[START Stored rows]

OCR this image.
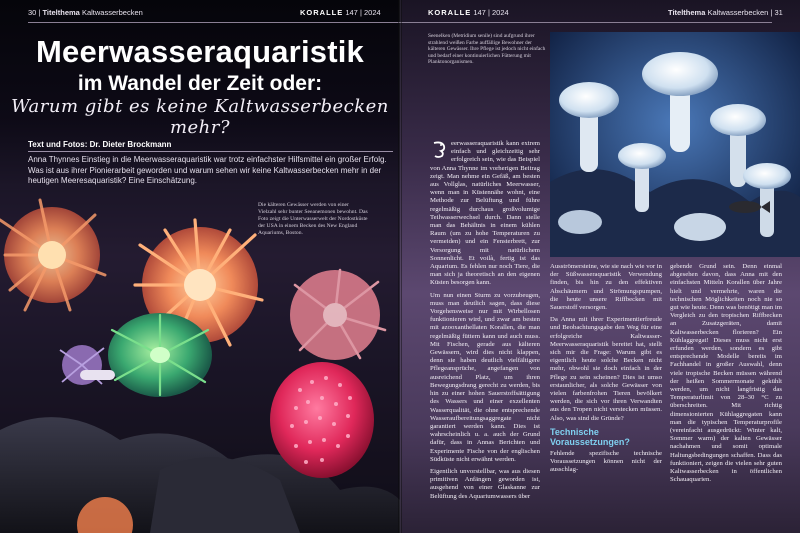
30 | Titelthema Kaltwasserbecken	KORALLE 147 | 2024
Meerwasseraquaristik
im Wandel der Zeit oder:
Warum gibt es keine Kaltwasserbecken mehr?
Text und Fotos: Dr. Dieter Brockmann
Anna Thynnes Einstieg in die Meerwasseraquaristik war trotz einfachster Hilfsmittel ein großer Erfolg. Was ist aus ihrer Pionierarbeit geworden und warum sehen wir keine Kaltwasserbecken mehr in der heutigen Meeresaquaristik? Eine Einschätzung.
Die kälteren Gewässer werden von einer Vielzahl sehr bunter Seeanemonen bewohnt. Das Foto zeigt die Unterwasserwelt der Nordostküste der USA in einem Becken des New England Aquariums, Boston.
KORALLE 147 | 2024	Titelthema Kaltwasserbecken | 31
Seenelken (Metridium senile) sind aufgrund ihrer strahlend weißen Farbe auffällige Bewohner der kälteren Gewässer. Ihre Pflege ist jedoch nicht einfach und bedarf einer kontinuierlichen Fütterung mit Planktonorganismen.

eerwasseraquaristik kann extrem einfach und gleichzeitig sehr erfolgreich sein, wie das Beispiel von Anna Thynne im vorherigen Beitrag zeigt. Man nehme ein Gefäß, am besten aus Vollglas, natürliches Meerwasser, wenn man in Küstennähe wohnt, eine Methode zur Belüftung und führe regelmäßig durchaus großvolumige Teilwasserwechsel durch. Dann stelle man das Behältnis in einem kühlen Raum (um zu hohe Temperaturen zu vermeiden) und ein Fensterbrett, zur Versorgung mit natürlichem Sonnenlicht. Et voilà, fertig ist das Aquarium. Es fehlen nur noch Tiere, die man sich ja theoretisch an den eigenen Küsten besorgen kann.

Um nun einen Sturm zu vorzubeugen, muss man deutlich sagen, dass diese Vorgehensweise nur mit Wirbellosen funktionieren wird, und zwar am besten mit azooxanthellaten Korallen, die man regelmäßig füttern kann und auch muss. Mit Fischen, gerade aus kälteren Gewässern, wird dies nicht klappen, denn sie haben deutlich vielfältigere Pflegeansprüche, angefangen von ausreichend Platz, um ihren Bewegungsdrang gerecht zu werden, bis hin zu einer hohen Sauerstoffsättigung des Wassers und einer exzellenten Wasserqualität, die ohne entsprechende Wasseraufbereitungsaggregate nicht garantiert werden kann. Dies ist wahrscheinlich u. a. auch der Grund dafür, dass in Annas Berichten und Experimente Fische von der englischen Südküste nicht erwähnt werden.

Eigentlich unvorstellbar, was aus diesen primitiven Anfängen geworden ist, ausgehend von einer Glaskanne zur Belüftung des Aquariumwassers über

Ausströmersteine, wie sie nach wie vor in der Süßwasseraquaristik Verwendung finden, bis hin zu den effektiven Abschäumern und Strömungspumpen, die heute unsere Riffbecken mit Sauerstoff versorgen.

Da Anna mit ihrer Experimentierfreude und Beobachtungsgabe den Weg für eine erfolgreiche Kaltwasser-Meerwasseraquaristik bereitet hat, stellt sich mir die Frage: Warum gibt es eigentlich heute solche Becken nicht mehr, obwohl sie doch einfach in der Pflege zu sein scheinen? Dies ist umso erstaunlicher, als solche Gewässer von vielen farbenfrohen Tieren bevölkert werden, die sich vor ihren Verwandten aus den Tropen nicht verstecken müssen. Also, was sind die Gründe?

Technische Voraussetzungen?

Fehlende spezifische technische Voraussetzungen können nicht der ausschlag-

gebende Grund sein. Denn einmal abgesehen davon, dass Anna mit den einfachsten Mitteln Korallen über Jahre hielt und vermehrte, waren die technischen Möglichkeiten noch nie so gut wie heute. Denn was benötigt man im Vergleich zu den tropischen Riffbecken an Zusatzgeräten, damit Kaltwasserbecken florieren? Ein Kühlaggregat! Dieses muss nicht erst erfunden werden, sondern es gibt entsprechende Modelle bereits im Fachhandel in großer Auswahl, denn viele tropische Becken müssen während der heißen Sommermonate gekühlt werden, um nicht langfristig das Temperaturlimit von 28–30 °C zu überschreiten. Mit richtig dimensionierten Kühlaggregaten kann man die typischen Temperaturprofile (vereinfacht ausgedrückt: Winter kalt, Sommer warm) der kalten Gewässer nachahmen und somit optimale Haltungsbedingungen schaffen. Dass das funktioniert, zeigen die vielen sehr guten Kaltwasserbecken in öffentlichen Schauaquarien.
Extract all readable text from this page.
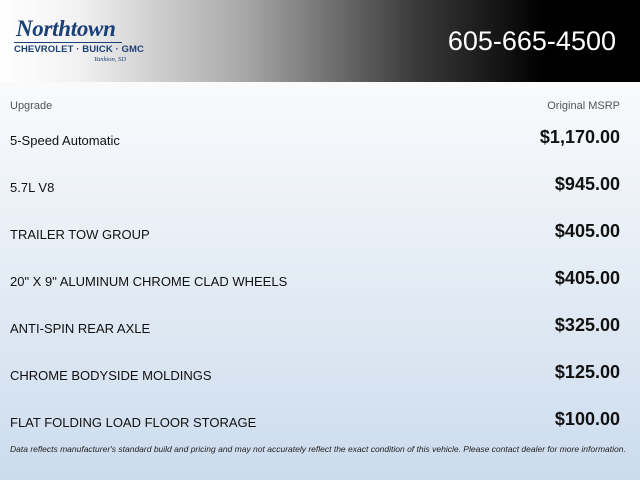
Northtown
CHEVROLET · BUICK · GMC
Yankton, SD
605-665-4500
Upgrade	Original MSRP
5-Speed Automatic	$1,170.00
5.7L V8	$945.00
TRAILER TOW GROUP	$405.00
20" X 9" ALUMINUM CHROME CLAD WHEELS	$405.00
ANTI-SPIN REAR AXLE	$325.00
CHROME BODYSIDE MOLDINGS	$125.00
FLAT FOLDING LOAD FLOOR STORAGE	$100.00
Data reflects manufacturer's standard build and pricing and may not accurately reflect the exact condition of this vehicle. Please contact dealer for more information.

[END Stored rows]

Make an exact copy of the whole listing, but don't bring over any pictures.

OCR this image.
30 | Titelthema Kaltwasserbecken	KORALLE 147 | 2024
Meerwasseraquaristik
im Wandel der Zeit oder:
Warum gibt es keine Kaltwasserbecken mehr?
Text und Fotos: Dr. Dieter Brockmann
Anna Thynnes Einstieg in die Meerwasseraquaristik war trotz einfachster Hilfsmittel ein großer Erfolg. Was ist aus ihrer Pionierarbeit geworden und warum sehen wir keine Kaltwasserbecken mehr in der heutigen Meeresaquaristik? Eine Einschätzung.
Die kälteren Gewässer werden von einer Vielzahl sehr bunter Seeanemonen bewohnt. Das Foto zeigt die Unterwasserwelt der Nordostküste der USA in einem Becken des New England Aquariums, Boston.
KORALLE 147 | 2024	Titelthema Kaltwasserbecken | 31
Seenelken (Metridium senile) sind aufgrund ihrer strahlend weißen Farbe auffällige Bewohner der kälteren Gewässer. Ihre Pflege ist jedoch nicht einfach und bedarf einer kontinuierlichen Fütterung mit Planktonorganismen.

eerwasseraquaristik kann extrem einfach und gleichzeitig sehr erfolgreich sein, wie das Beispiel von Anna Thynne im vorherigen Beitrag zeigt. Man nehme ein Gefäß, am besten aus Vollglas, natürliches Meerwasser, wenn man in Küstennähe wohnt, eine Methode zur Belüftung und führe regelmäßig durchaus großvolumige Teilwasserwechsel durch. Dann stelle man das Behältnis in einem kühlen Raum (um zu hohe Temperaturen zu vermeiden) und ein Fensterbrett, zur Versorgung mit natürlichem Sonnenlicht. Et voilà, fertig ist das Aquarium. Es fehlen nur noch Tiere, die man sich ja theoretisch an den eigenen Küsten besorgen kann.

Um nun einen Sturm zu vorzubeugen, muss man deutlich sagen, dass diese Vorgehensweise nur mit Wirbellosen funktionieren wird, und zwar am besten mit azooxanthellaten Korallen, die man regelmäßig füttern kann und auch muss. Mit Fischen, gerade aus kälteren Gewässern, wird dies nicht klappen, denn sie haben deutlich vielfältigere Pflegeansprüche, angefangen von ausreichend Platz, um ihren Bewegungsdrang gerecht zu werden, bis hin zu einer hohen Sauerstoffsättigung des Wassers und einer exzellenten Wasserqualität, die ohne entsprechende Wasseraufbereitungsaggregate nicht garantiert werden kann. Dies ist wahrscheinlich u. a. auch der Grund dafür, dass in Annas Berichten und Experimente Fische von der englischen Südküste nicht erwähnt werden.

Eigentlich unvorstellbar, was aus diesen primitiven Anfängen geworden ist, ausgehend von einer Glaskanne zur Belüftung des Aquariumwassers über

Ausströmersteine, wie sie nach wie vor in der Süßwasseraquaristik Verwendung finden, bis hin zu den effektiven Abschäumern und Strömungspumpen, die heute unsere Riffbecken mit Sauerstoff versorgen.

Da Anna mit ihrer Experimentierfreude und Beobachtungsgabe den Weg für eine erfolgreiche Kaltwasser-Meerwasseraquaristik bereitet hat, stellt sich mir die Frage: Warum gibt es eigentlich heute solche Becken nicht mehr, obwohl sie doch einfach in der Pflege zu sein scheinen? Dies ist umso erstaunlicher, als solche Gewässer von vielen farbenfrohen Tieren bevölkert werden, die sich vor ihren Verwandten aus den Tropen nicht verstecken müssen. Also, was sind die Gründe?

Technische Voraussetzungen?

Fehlende spezifische technische Voraussetzungen können nicht der ausschlag-

gebende Grund sein. Denn einmal abgesehen davon, dass Anna mit den einfachsten Mitteln Korallen über Jahre hielt und vermehrte, waren die technischen Möglichkeiten noch nie so gut wie heute. Denn was benötigt man im Vergleich zu den tropischen Riffbecken an Zusatzgeräten, damit Kaltwasserbecken florieren? Ein Kühlaggregat! Dieses muss nicht erst erfunden werden, sondern es gibt entsprechende Modelle bereits im Fachhandel in großer Auswahl, denn viele tropische Becken müssen während der heißen Sommermonate gekühlt werden, um nicht langfristig das Temperaturlimit von 28–30 °C zu überschreiten. Mit richtig dimensionierten Kühlaggregaten kann man die typischen Temperaturprofile (vereinfacht ausgedrückt: Winter kalt, Sommer warm) der kalten Gewässer nachahmen und somit optimale Haltungsbedingungen schaffen. Dass das funktioniert, zeigen die vielen sehr guten Kaltwasserbecken in öffentlichen Schauaquarien.
Extract all readable text from this page.
Northtown
CHEVROLET · BUICK · GMC
Yankton, SD
605-665-4500
Upgrade	Original MSRP
5-Speed Automatic	$1,170.00
5.7L V8	$945.00
TRAILER TOW GROUP	$405.00
20" X 9" ALUMINUM CHROME CLAD WHEELS	$405.00
ANTI-SPIN REAR AXLE	$325.00
CHROME BODYSIDE MOLDINGS	$125.00
FLAT FOLDING LOAD FLOOR STORAGE	$100.00
Data reflects manufacturer's standard build and pricing and may not accurately reflect the exact condition of this vehicle. Please contact dealer for more information.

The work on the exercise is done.